Goal of the exercise: Write out the material exactly, without any of its pictures.

Stored items

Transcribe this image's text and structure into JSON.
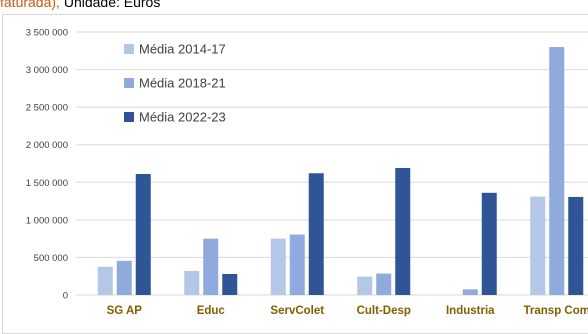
{
  "caption": {
    "lead": "faturada),",
    "rest": " Unidade: Euros"
  },
  "colors": {
    "series": [
      "#b4c7e7",
      "#8faadc",
      "#2f5597"
    ],
    "category_text": "#7f6000",
    "grid": "#d9d9d9"
  },
  "chart_data": {
    "type": "bar",
    "categories": [
      "SG AP",
      "Educ",
      "ServColet",
      "Cult-Desp",
      "Industria",
      "Transp Com"
    ],
    "series": [
      {
        "name": "Média 2014-17",
        "values": [
          375000,
          320000,
          750000,
          245000,
          0,
          1310000
        ]
      },
      {
        "name": "Média 2018-21",
        "values": [
          455000,
          750000,
          805000,
          285000,
          75000,
          3300000
        ]
      },
      {
        "name": "Média 2022-23",
        "values": [
          1610000,
          280000,
          1620000,
          1690000,
          1360000,
          1305000
        ]
      }
    ],
    "yticks": [
      "0",
      "500 000",
      "1 000 000",
      "1 500 000",
      "2 000 000",
      "2 500 000",
      "3 000 000",
      "3 500 000"
    ],
    "ylim": [
      0,
      3500000
    ],
    "grid": true,
    "legend_position": "top-left"
  }
}
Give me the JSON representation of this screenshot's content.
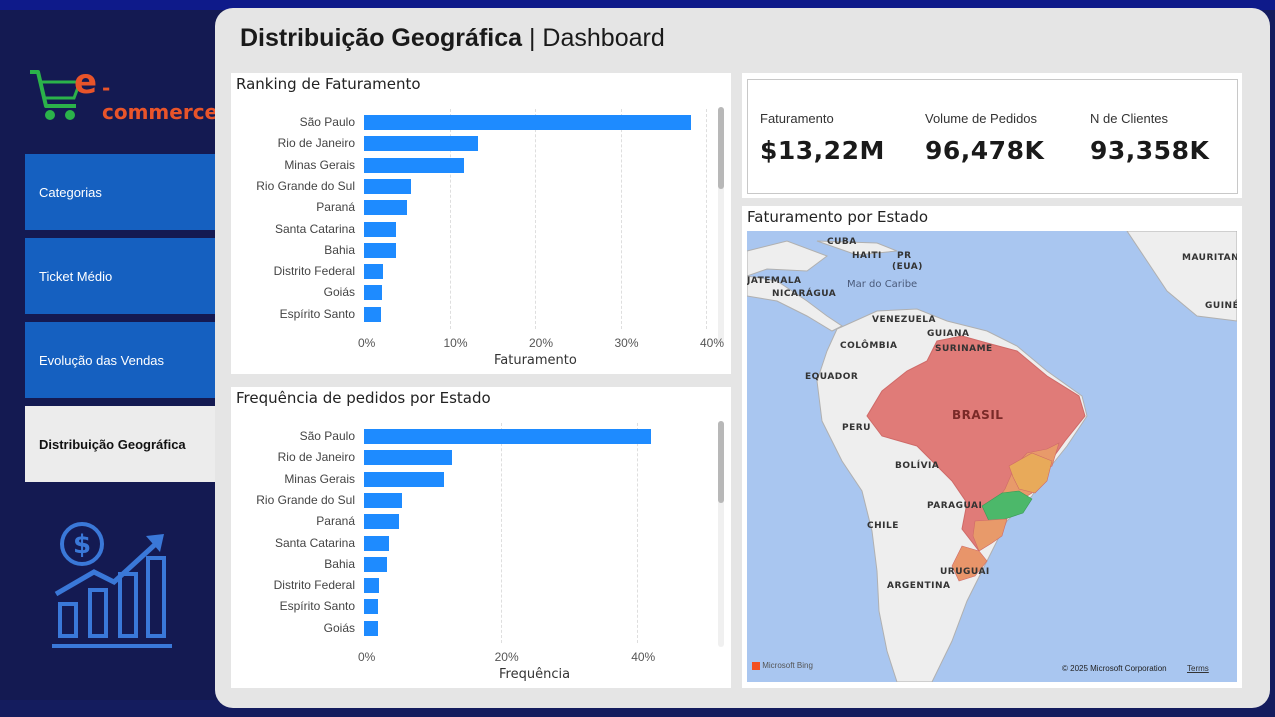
{
  "sidebar": {
    "logo_prefix": "e",
    "logo_text": "-commerce",
    "items": [
      {
        "label": "Categorias"
      },
      {
        "label": "Ticket Médio"
      },
      {
        "label": "Evolução das Vendas"
      },
      {
        "label": "Distribuição Geográfica",
        "active": true
      }
    ]
  },
  "header": {
    "title_bold": "Distribuição Geográfica",
    "title_rest": "| Dashboard"
  },
  "kpis": [
    {
      "label": "Faturamento",
      "value": "$13,22M"
    },
    {
      "label": "Volume de Pedidos",
      "value": "96,478K"
    },
    {
      "label": "N de Clientes",
      "value": "93,358K"
    }
  ],
  "map": {
    "title": "Faturamento por Estado",
    "labels": {
      "cuba": "CUBA",
      "haiti": "HAITI",
      "pr": "PR",
      "eua": "(EUA)",
      "guatemala": "JATEMALA",
      "nicaragua": "NICARÁGUA",
      "caribe": "Mar do Caribe",
      "venezuela": "VENEZUELA",
      "guiana": "GUIANA",
      "colombia": "COLÔMBIA",
      "suriname": "SURINAME",
      "equador": "EQUADOR",
      "brasil": "BRASIL",
      "peru": "PERU",
      "bolivia": "BOLÍVIA",
      "paraguai": "PARAGUAI",
      "chile": "CHILE",
      "uruguai": "URUGUAI",
      "argentina": "ARGENTINA",
      "mauritania": "MAURITAN",
      "guine": "GUINÉ"
    },
    "bing": "Microsoft Bing",
    "copyright": "© 2025 Microsoft Corporation",
    "terms": "Terms"
  },
  "colors": {
    "bar": "#1e8bff",
    "nav": "#1560c0",
    "sidebar": "#141a52",
    "brazil": "#e07b78",
    "sp": "#4cb86a"
  },
  "chart_data": [
    {
      "type": "bar",
      "orientation": "horizontal",
      "title": "Ranking de Faturamento",
      "xlabel": "Faturamento",
      "categories": [
        "São Paulo",
        "Rio de Janeiro",
        "Minas Gerais",
        "Rio Grande do Sul",
        "Paraná",
        "Santa Catarina",
        "Bahia",
        "Distrito Federal",
        "Goiás",
        "Espírito Santo"
      ],
      "values": [
        38.3,
        13.3,
        11.7,
        5.5,
        5.0,
        3.8,
        3.7,
        2.2,
        2.1,
        2.0
      ],
      "xticks": [
        "0%",
        "10%",
        "20%",
        "30%",
        "40%"
      ],
      "xlim": [
        0,
        40
      ],
      "grid": true
    },
    {
      "type": "bar",
      "orientation": "horizontal",
      "title": "Frequência de pedidos por Estado",
      "xlabel": "Frequência",
      "categories": [
        "São Paulo",
        "Rio de Janeiro",
        "Minas Gerais",
        "Rio Grande do Sul",
        "Paraná",
        "Santa Catarina",
        "Bahia",
        "Distrito Federal",
        "Espírito Santo",
        "Goiás"
      ],
      "values": [
        42.0,
        12.9,
        11.7,
        5.5,
        5.1,
        3.6,
        3.4,
        2.2,
        2.0,
        2.0
      ],
      "xticks": [
        "0%",
        "20%",
        "40%"
      ],
      "xlim": [
        0,
        40
      ],
      "grid": true
    }
  ]
}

Answer for the task:
Transcribe this image's text and structure into JSON.
{
  "caption": {
    "lead": "faturada),",
    "rest": " Unidade: Euros"
  },
  "colors": {
    "series": [
      "#b4c7e7",
      "#8faadc",
      "#2f5597"
    ],
    "category_text": "#7f6000",
    "grid": "#d9d9d9"
  },
  "chart_data": {
    "type": "bar",
    "categories": [
      "SG AP",
      "Educ",
      "ServColet",
      "Cult-Desp",
      "Industria",
      "Transp Com"
    ],
    "series": [
      {
        "name": "Média 2014-17",
        "values": [
          375000,
          320000,
          750000,
          245000,
          0,
          1310000
        ]
      },
      {
        "name": "Média 2018-21",
        "values": [
          455000,
          750000,
          805000,
          285000,
          75000,
          3300000
        ]
      },
      {
        "name": "Média 2022-23",
        "values": [
          1610000,
          280000,
          1620000,
          1690000,
          1360000,
          1305000
        ]
      }
    ],
    "yticks": [
      "0",
      "500 000",
      "1 000 000",
      "1 500 000",
      "2 000 000",
      "2 500 000",
      "3 000 000",
      "3 500 000"
    ],
    "ylim": [
      0,
      3500000
    ],
    "grid": true,
    "legend_position": "top-left"
  }
}
Give me the JSON representation of this screenshot's content.
{
  "sidebar": {
    "logo_prefix": "e",
    "logo_text": "-commerce",
    "items": [
      {
        "label": "Categorias"
      },
      {
        "label": "Ticket Médio"
      },
      {
        "label": "Evolução das Vendas"
      },
      {
        "label": "Distribuição Geográfica",
        "active": true
      }
    ]
  },
  "header": {
    "title_bold": "Distribuição Geográfica",
    "title_rest": "| Dashboard"
  },
  "kpis": [
    {
      "label": "Faturamento",
      "value": "$13,22M"
    },
    {
      "label": "Volume de Pedidos",
      "value": "96,478K"
    },
    {
      "label": "N de Clientes",
      "value": "93,358K"
    }
  ],
  "map": {
    "title": "Faturamento por Estado",
    "labels": {
      "cuba": "CUBA",
      "haiti": "HAITI",
      "pr": "PR",
      "eua": "(EUA)",
      "guatemala": "JATEMALA",
      "nicaragua": "NICARÁGUA",
      "caribe": "Mar do Caribe",
      "venezuela": "VENEZUELA",
      "guiana": "GUIANA",
      "colombia": "COLÔMBIA",
      "suriname": "SURINAME",
      "equador": "EQUADOR",
      "brasil": "BRASIL",
      "peru": "PERU",
      "bolivia": "BOLÍVIA",
      "paraguai": "PARAGUAI",
      "chile": "CHILE",
      "uruguai": "URUGUAI",
      "argentina": "ARGENTINA",
      "mauritania": "MAURITAN",
      "guine": "GUINÉ"
    },
    "bing": "Microsoft Bing",
    "copyright": "© 2025 Microsoft Corporation",
    "terms": "Terms"
  },
  "colors": {
    "bar": "#1e8bff",
    "nav": "#1560c0",
    "sidebar": "#141a52",
    "brazil": "#e07b78",
    "sp": "#4cb86a"
  },
  "chart_data": [
    {
      "type": "bar",
      "orientation": "horizontal",
      "title": "Ranking de Faturamento",
      "xlabel": "Faturamento",
      "categories": [
        "São Paulo",
        "Rio de Janeiro",
        "Minas Gerais",
        "Rio Grande do Sul",
        "Paraná",
        "Santa Catarina",
        "Bahia",
        "Distrito Federal",
        "Goiás",
        "Espírito Santo"
      ],
      "values": [
        38.3,
        13.3,
        11.7,
        5.5,
        5.0,
        3.8,
        3.7,
        2.2,
        2.1,
        2.0
      ],
      "xticks": [
        "0%",
        "10%",
        "20%",
        "30%",
        "40%"
      ],
      "xlim": [
        0,
        40
      ],
      "grid": true
    },
    {
      "type": "bar",
      "orientation": "horizontal",
      "title": "Frequência de pedidos por Estado",
      "xlabel": "Frequência",
      "categories": [
        "São Paulo",
        "Rio de Janeiro",
        "Minas Gerais",
        "Rio Grande do Sul",
        "Paraná",
        "Santa Catarina",
        "Bahia",
        "Distrito Federal",
        "Espírito Santo",
        "Goiás"
      ],
      "values": [
        42.0,
        12.9,
        11.7,
        5.5,
        5.1,
        3.6,
        3.4,
        2.2,
        2.0,
        2.0
      ],
      "xticks": [
        "0%",
        "20%",
        "40%"
      ],
      "xlim": [
        0,
        40
      ],
      "grid": true
    }
  ]
}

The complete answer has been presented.